What the task requires = Determine the count of lines holding the string "Example". Return only the number.

Data to use =
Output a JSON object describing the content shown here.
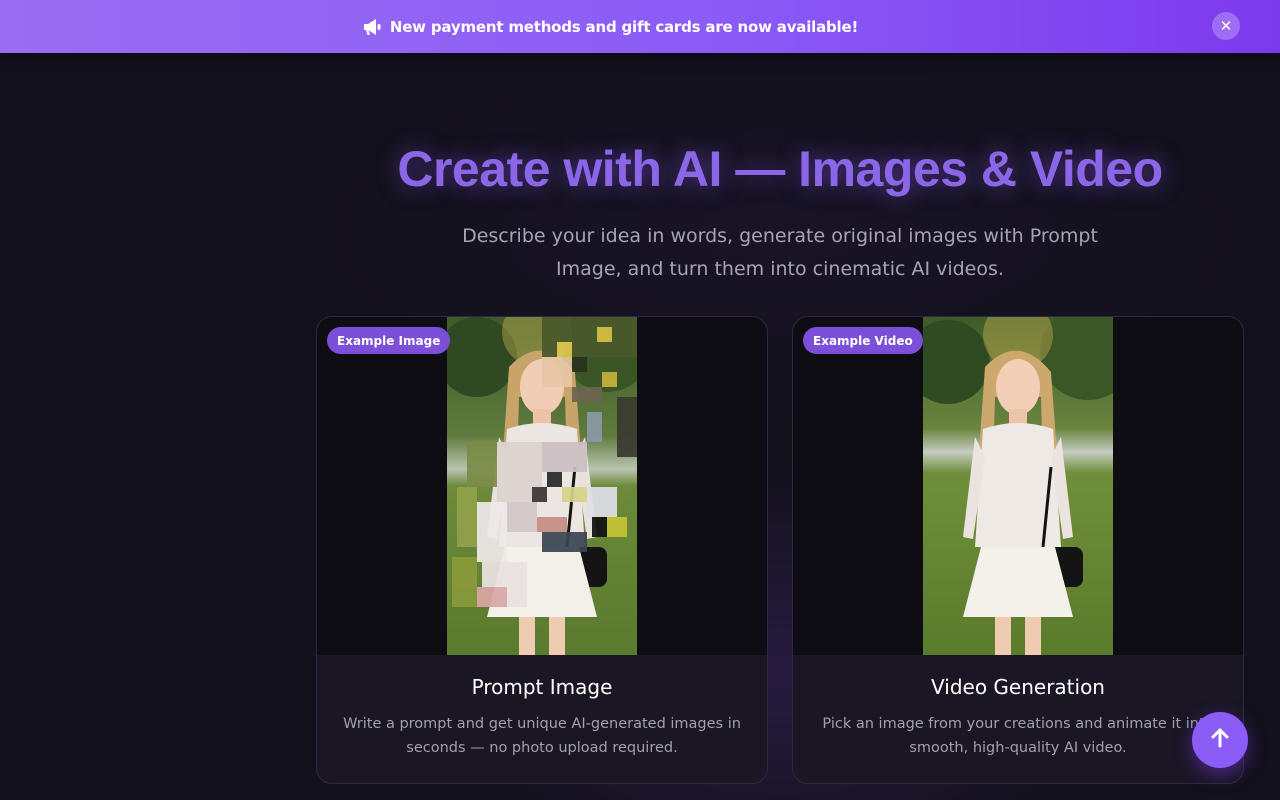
{
  "banner": {
    "icon": "megaphone-icon",
    "text": "New payment methods and gift cards are now available!",
    "close_icon": "close-icon",
    "close_label": "✕"
  },
  "hero": {
    "title": "Create with AI — Images & Video",
    "subtitle": "Describe your idea in words, generate original images with Prompt Image, and turn them into cinematic AI videos."
  },
  "cards": [
    {
      "badge": "Example Image",
      "title": "Prompt Image",
      "description": "Write a prompt and get unique AI-generated images in seconds — no photo upload required."
    },
    {
      "badge": "Example Video",
      "title": "Video Generation",
      "description": "Pick an image from your creations and animate it into smooth, high-quality AI video."
    }
  ],
  "scroll_top": {
    "icon": "arrow-up-icon"
  },
  "colors": {
    "accent": "#8b5cf6",
    "background": "#13111c",
    "card": "#1a1624",
    "title": "#8b67e8"
  }
}
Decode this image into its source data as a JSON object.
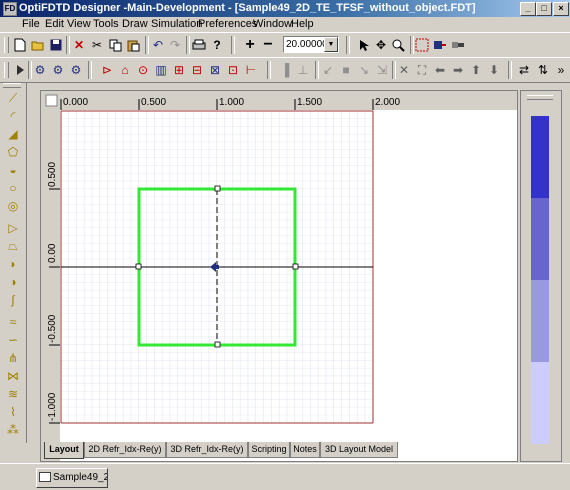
{
  "window": {
    "title": "OptiFDTD Designer -Main-Development - [Sample49_2D_TE_TFSF_without_object.FDT]",
    "app_icon": "FD",
    "buttons": {
      "minimize": "_",
      "maximize": "□",
      "close": "×"
    }
  },
  "menu": [
    "File",
    "Edit",
    "View",
    "Tools",
    "Draw",
    "Simulation",
    "Preferences",
    "Window",
    "Help"
  ],
  "toolbar1": {
    "zoom_value": "20.00000",
    "icons": [
      "new-icon",
      "open-icon",
      "save-icon",
      "delete-icon",
      "cut-icon",
      "copy-icon",
      "paste-icon",
      "undo-icon",
      "redo-icon",
      "print-icon",
      "help-icon",
      "zoom-in-plus-icon",
      "zoom-out-minus-icon",
      "select-arrow-icon",
      "pan-icon",
      "zoom-icon",
      "grid-icon",
      "input-plane-icon",
      "wave-icon"
    ]
  },
  "canvas": {
    "x_ticks": [
      "0.000",
      "0.500",
      "1.000",
      "1.500",
      "2.000"
    ],
    "y_ticks": [
      "0.500",
      "0.00",
      "-0.500",
      "-1.000"
    ],
    "colors": {
      "grid": "#c8d0e8",
      "border": "#a03030",
      "square": "#33e833",
      "axis": "#000000"
    }
  },
  "tabs": [
    "Layout",
    "2D Refr_Idx-Re(y)",
    "3D Refr_Idx-Re(y)",
    "Scripting",
    "Notes",
    "3D Layout Model"
  ],
  "active_tab": "Layout",
  "taskbar": {
    "item": "Sample49_2..."
  },
  "colorbar": {
    "colors": [
      "#3333cc",
      "#6666cc",
      "#9999dd",
      "#ccccff"
    ]
  }
}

Correct output = 2